__Your objective__.
Among the lines of the records, find all that carry the word "marker" and copy them.

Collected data
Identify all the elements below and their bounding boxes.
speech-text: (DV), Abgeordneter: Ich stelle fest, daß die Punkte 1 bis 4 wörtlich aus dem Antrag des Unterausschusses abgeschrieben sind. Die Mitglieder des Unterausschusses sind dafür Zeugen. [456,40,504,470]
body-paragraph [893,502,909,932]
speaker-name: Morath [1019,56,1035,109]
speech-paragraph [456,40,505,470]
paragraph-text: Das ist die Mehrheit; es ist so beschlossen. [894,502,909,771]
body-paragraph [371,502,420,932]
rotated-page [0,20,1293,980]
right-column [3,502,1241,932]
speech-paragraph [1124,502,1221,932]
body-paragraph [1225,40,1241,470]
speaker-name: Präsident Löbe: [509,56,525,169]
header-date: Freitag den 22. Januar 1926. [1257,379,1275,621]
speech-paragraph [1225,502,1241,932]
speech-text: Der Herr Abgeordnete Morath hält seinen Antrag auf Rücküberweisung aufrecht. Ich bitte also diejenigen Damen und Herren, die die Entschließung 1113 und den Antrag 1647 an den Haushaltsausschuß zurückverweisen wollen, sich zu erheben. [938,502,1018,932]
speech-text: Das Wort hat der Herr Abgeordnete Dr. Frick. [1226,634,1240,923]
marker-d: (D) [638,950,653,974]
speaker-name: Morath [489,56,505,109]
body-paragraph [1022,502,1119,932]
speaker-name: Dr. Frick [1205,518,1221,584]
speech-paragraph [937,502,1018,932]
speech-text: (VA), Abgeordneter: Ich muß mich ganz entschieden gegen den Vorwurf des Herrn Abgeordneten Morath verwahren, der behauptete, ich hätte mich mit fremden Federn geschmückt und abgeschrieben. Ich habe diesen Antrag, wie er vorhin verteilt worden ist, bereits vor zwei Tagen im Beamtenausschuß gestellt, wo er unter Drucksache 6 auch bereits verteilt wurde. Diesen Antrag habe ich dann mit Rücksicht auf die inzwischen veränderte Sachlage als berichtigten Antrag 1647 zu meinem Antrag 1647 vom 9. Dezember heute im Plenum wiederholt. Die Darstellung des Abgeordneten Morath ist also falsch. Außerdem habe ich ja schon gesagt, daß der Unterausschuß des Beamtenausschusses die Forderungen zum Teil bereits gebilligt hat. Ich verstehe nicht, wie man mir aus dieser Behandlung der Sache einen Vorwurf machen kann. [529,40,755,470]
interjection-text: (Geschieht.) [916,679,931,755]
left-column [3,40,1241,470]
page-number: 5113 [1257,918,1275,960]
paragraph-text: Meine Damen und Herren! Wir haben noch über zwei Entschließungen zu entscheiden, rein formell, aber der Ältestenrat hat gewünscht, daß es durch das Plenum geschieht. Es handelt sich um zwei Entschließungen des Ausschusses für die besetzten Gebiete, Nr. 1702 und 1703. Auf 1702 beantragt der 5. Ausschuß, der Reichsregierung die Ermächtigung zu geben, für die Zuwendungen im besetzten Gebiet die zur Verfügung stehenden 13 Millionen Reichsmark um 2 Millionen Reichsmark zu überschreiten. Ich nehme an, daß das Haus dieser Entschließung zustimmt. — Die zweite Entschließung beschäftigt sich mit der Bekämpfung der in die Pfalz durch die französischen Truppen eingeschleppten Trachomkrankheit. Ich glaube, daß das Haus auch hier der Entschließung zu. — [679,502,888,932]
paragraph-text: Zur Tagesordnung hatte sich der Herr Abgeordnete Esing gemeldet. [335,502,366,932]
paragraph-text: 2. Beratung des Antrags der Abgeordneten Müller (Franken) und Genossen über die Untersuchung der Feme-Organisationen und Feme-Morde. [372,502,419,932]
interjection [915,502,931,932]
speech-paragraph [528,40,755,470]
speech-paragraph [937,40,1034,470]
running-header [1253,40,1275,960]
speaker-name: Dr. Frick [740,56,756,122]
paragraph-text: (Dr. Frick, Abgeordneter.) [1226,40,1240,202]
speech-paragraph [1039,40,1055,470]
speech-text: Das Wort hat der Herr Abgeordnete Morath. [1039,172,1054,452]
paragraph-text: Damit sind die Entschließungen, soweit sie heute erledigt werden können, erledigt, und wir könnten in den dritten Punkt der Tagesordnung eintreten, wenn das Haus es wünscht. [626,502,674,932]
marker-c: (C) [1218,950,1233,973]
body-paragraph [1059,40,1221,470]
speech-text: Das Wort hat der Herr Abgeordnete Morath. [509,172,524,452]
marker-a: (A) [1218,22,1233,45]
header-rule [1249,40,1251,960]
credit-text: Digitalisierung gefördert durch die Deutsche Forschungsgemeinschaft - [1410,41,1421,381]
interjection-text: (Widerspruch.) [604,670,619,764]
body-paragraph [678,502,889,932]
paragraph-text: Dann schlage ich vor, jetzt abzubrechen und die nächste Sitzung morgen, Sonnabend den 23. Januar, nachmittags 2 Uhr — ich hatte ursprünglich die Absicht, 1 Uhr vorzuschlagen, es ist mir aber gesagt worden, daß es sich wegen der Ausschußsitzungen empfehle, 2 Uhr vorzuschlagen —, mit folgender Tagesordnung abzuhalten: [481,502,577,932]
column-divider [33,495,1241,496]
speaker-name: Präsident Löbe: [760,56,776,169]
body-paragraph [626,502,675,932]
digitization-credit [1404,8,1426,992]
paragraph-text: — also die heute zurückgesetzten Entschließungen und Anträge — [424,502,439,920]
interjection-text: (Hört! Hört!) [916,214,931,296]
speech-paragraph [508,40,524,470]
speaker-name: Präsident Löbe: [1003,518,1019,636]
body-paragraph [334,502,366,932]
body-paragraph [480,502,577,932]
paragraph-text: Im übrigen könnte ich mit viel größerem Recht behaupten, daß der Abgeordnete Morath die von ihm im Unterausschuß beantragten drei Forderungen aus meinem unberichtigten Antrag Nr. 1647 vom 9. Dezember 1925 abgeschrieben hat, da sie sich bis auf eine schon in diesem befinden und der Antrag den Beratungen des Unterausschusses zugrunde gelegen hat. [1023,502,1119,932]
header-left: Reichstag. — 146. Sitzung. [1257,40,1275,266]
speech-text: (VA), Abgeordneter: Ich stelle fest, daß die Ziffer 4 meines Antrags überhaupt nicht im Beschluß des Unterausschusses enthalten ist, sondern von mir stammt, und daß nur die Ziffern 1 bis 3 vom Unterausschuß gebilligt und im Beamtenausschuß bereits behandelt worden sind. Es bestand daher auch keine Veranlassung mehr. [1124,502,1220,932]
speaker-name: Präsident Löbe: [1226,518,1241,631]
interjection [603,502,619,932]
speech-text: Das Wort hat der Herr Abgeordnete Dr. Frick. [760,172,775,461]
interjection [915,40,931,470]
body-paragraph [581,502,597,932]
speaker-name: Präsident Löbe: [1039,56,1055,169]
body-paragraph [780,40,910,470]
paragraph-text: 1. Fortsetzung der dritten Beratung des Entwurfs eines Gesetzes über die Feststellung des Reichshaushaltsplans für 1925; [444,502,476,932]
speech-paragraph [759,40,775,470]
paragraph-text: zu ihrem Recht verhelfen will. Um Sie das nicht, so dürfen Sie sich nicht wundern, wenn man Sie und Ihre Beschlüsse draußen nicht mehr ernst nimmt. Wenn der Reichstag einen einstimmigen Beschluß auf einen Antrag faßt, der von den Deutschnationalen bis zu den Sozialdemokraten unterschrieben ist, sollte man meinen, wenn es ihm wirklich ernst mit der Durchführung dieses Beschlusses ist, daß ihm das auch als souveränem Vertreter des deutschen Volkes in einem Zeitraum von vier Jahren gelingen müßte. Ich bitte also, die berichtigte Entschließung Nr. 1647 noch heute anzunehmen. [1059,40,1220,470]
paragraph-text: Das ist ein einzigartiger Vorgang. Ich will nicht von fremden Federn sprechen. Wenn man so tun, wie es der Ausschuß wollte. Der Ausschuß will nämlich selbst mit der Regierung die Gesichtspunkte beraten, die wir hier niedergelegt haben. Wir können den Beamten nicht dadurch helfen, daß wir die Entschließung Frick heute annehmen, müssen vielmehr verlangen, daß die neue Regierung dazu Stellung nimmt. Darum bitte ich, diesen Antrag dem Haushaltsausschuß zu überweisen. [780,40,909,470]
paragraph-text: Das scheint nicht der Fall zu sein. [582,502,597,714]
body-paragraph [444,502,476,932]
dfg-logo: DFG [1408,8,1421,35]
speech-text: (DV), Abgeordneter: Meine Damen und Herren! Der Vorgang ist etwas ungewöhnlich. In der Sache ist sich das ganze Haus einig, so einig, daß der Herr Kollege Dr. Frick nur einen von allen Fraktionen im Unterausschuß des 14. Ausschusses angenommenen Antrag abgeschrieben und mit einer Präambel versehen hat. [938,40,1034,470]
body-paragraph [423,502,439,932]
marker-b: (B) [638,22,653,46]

__Answer box__.
marker-d: (D) [638,950,653,974]
marker-c: (C) [1218,950,1233,973]
marker-a: (A) [1218,22,1233,45]
marker-b: (B) [638,22,653,46]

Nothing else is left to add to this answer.